++++ Fragmento para leer ++++

Blas Eduardo Lobos Díaz la vio escapar sonrojada y despeinada. El timbre la había sorprendido. Cuando se abrió la puerta, entrecerró los ojos y distinguió una atmósfera extraña: vio una situación que ya no estaba, las huellas de la imprevisibilidad de su llegada.
“Algo raro pasaba porque miré la sala donde había un sillón grande de terciopelo y la tele estaba prendida”. Percibió el despertar de una epifanía, la suposición de haber comprendido la dinámica de la casa. Le quedó lo que él dice “una espinita”. Hasta que un día, tiempo después, se lo preguntó: “Antonio, ¿por qué no salen con Lupita para tener un poquito de intimidad en vez de estar ahí con la señora dando vueltas?”.
No era la primera vez que los visitaba ni la primera vez que los encontraba acurrucados en el sillón mirando la televisión. Blas creía que su recomendación iba a mitigar el líbido de dos adolescentes. Estaba equivocado. No había comprendido la dinámica de la casa: la había interrumpido.
“No hay problema -le respondió Antonio-. Ahí es donde mejor estoy con mi chica porque a la noche, cuando la señora se mete a la cocina a preparar la cena, yo me aprovecho”. La cocina estaba en el fondo y se conectaba con el living a través de un largo pasillo. El sillón ofrecía una vista preferencial y anticipada del corredor. Su posición era estratégica. Otorgaba la capacidad de controlar las pulsiones.

++++

### Qué hacer
**1)** Copia de nuevo el tramo del relato sobre Antonio y Lupita que empieza en "No era la primera" y termina en "la había interrumpido.", sustituyendo "televisión" por "pantalla".
**2)** En el relato sobre Antonio y Lupita, ¿dónde estaba la cocina de la casa?
**3)** Prolonga el relato sobre Antonio y Lupita a partir de su última oración.
Los datos que siguen provienen de otra fuente.

++++ Datos extraídos ++++

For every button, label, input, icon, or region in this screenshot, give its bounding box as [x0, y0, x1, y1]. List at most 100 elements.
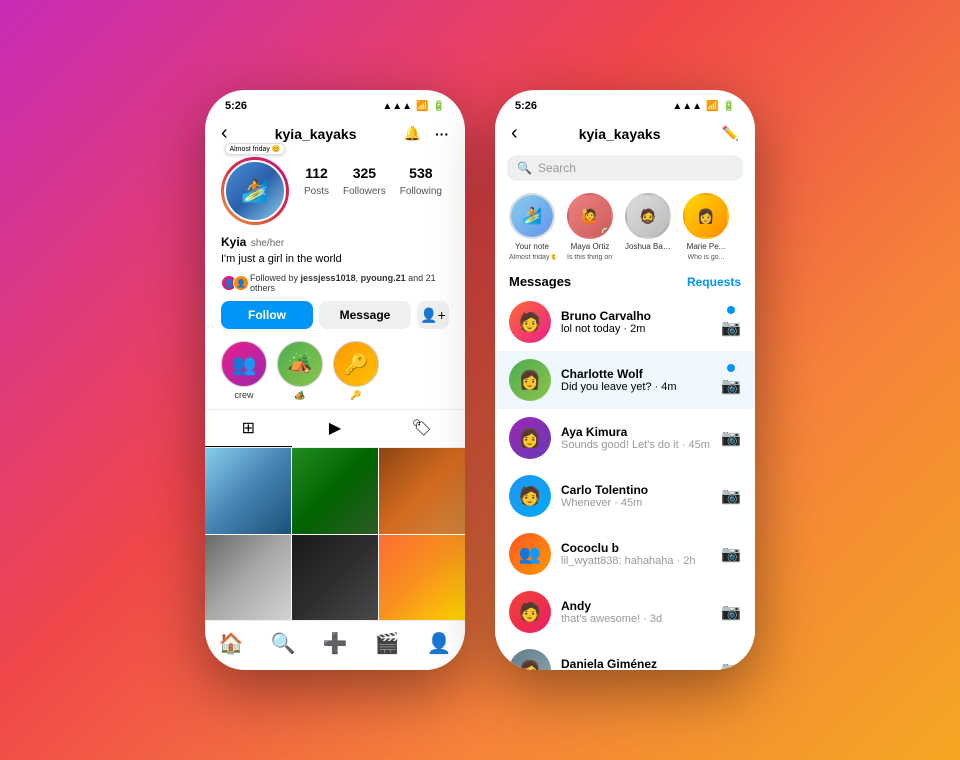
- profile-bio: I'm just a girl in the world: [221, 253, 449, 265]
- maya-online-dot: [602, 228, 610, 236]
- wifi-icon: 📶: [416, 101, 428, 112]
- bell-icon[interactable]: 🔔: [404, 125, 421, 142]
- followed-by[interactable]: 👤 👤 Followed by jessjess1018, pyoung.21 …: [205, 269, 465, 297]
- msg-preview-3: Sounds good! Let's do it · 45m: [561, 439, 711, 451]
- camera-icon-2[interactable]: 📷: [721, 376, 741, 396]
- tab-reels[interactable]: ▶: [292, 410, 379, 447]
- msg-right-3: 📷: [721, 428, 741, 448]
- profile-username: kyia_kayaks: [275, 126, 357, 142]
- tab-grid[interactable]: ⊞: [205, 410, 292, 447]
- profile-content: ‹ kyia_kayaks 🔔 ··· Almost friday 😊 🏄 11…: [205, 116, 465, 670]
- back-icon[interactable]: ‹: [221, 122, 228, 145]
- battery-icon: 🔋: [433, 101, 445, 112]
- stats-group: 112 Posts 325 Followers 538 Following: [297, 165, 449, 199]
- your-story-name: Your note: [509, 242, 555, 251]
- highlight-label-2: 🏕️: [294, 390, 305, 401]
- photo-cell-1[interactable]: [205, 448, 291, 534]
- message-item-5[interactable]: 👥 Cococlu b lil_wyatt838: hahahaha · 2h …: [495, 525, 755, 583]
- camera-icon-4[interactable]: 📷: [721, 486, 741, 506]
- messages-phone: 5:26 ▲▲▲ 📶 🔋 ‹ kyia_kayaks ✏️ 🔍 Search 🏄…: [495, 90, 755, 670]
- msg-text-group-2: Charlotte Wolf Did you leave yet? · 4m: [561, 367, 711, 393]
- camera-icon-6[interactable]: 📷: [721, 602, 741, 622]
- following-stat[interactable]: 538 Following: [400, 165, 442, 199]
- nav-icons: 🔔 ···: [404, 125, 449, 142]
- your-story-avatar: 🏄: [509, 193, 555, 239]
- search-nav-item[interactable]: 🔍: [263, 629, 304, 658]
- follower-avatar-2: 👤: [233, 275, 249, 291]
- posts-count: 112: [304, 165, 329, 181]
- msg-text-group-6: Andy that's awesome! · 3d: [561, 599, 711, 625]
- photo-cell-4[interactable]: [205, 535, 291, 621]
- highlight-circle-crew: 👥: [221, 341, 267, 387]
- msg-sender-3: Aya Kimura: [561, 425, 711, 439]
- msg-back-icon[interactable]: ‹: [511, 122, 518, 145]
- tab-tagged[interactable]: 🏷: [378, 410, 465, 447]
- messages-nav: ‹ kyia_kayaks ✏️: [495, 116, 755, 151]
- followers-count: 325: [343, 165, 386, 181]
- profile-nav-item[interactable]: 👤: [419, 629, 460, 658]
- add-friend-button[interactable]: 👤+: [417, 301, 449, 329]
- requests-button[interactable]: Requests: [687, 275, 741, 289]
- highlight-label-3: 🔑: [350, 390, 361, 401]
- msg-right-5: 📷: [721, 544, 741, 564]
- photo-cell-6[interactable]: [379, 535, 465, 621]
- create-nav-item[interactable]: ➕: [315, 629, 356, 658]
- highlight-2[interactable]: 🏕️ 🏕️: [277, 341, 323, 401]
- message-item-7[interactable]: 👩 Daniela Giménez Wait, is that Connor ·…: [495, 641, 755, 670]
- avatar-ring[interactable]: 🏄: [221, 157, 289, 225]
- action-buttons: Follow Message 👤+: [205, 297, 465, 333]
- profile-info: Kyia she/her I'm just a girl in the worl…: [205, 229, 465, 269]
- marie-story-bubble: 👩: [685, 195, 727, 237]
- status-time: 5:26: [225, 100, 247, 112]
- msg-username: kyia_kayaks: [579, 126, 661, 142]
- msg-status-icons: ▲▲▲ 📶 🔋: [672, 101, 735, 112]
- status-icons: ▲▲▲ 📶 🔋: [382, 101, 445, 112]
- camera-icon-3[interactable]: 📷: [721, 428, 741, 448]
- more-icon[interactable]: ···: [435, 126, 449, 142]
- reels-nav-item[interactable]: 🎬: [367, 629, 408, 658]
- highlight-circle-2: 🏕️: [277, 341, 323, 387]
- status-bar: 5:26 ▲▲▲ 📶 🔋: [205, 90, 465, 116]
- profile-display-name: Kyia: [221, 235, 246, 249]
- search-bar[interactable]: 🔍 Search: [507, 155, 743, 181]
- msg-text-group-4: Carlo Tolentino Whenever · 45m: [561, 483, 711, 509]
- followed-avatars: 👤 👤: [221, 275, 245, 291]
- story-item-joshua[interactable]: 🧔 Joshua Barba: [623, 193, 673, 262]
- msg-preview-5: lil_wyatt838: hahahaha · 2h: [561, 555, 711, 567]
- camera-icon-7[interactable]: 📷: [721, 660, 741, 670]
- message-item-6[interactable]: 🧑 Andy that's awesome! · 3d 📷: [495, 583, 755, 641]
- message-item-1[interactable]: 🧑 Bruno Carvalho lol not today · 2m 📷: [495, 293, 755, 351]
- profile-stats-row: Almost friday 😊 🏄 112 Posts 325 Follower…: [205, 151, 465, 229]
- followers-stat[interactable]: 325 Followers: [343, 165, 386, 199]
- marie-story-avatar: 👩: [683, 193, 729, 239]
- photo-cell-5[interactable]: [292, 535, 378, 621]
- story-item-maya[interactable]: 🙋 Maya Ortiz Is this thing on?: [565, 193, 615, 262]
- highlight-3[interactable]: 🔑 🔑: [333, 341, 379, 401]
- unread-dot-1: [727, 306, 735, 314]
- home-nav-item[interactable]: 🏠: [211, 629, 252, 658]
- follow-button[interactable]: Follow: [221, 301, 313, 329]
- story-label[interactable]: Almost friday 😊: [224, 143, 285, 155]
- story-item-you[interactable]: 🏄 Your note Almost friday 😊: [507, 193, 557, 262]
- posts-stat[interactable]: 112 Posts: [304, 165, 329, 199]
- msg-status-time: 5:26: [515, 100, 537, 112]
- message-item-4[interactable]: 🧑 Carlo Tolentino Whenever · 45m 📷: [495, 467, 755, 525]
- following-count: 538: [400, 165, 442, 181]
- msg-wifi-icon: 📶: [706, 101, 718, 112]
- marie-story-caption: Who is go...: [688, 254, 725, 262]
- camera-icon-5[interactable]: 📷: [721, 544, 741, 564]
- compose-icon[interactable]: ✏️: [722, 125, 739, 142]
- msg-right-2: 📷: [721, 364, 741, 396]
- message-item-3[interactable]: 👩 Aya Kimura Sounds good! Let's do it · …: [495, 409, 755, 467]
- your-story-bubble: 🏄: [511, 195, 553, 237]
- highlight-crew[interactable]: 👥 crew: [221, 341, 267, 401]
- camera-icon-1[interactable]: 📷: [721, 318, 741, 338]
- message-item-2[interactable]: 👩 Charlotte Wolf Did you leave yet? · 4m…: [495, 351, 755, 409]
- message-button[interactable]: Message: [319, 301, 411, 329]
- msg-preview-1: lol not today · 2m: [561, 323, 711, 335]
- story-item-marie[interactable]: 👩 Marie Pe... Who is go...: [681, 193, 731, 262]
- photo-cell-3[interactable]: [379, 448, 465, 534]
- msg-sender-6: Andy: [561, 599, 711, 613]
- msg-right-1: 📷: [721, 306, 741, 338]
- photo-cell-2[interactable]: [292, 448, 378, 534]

++++

### Respuestas
**1)**
No era la primera vez que los visitaba ni la primera vez que los encontraba acurrucados en el sillón mirando la pantalla. Blas creía que su recomendación iba a mitigar el líbido de dos adolescentes. Estaba equivocado. No había comprendido la dinámica de la casa: la había interrumpido.

**2)** En el fondo, conectada con el living por un largo pasillo.

**3)**
Antonio y Lupita tenían alrededor de 20 años. Blas no lo recuerda con exactitud. Sí sabe que él es cinco años mayor que ellos y que había recalado en México cuando tenía 25. Cargaba a cuestas sus sueños de ser cantante. Chileno, nacido en Valparaíso y criado en Viña del Mar, aprendió a tocar la guitarra en su juventud. Por carisma, tenacidad y desfachatez, fue construyendo su perfil artístico. Se convirtió en músico.
“Empecé a viajar por mi país hasta que di el salto a Perú y desde ahí me fui a Ecuador, Colombia, Panamá. Me llegó a ir muy bien, llegué a tener un nombre, fundamentalmente en Perú y en Colombia, en otros países pasé desapercibido. Hasta que llegué a Centroamérica. En Panamá trabajé en hoteles de primera categoría: me había convertido en un buen showman. Mi sueño era llegar a México porque entendí que ahí estaba la capital del espectáculo de habla hispana”.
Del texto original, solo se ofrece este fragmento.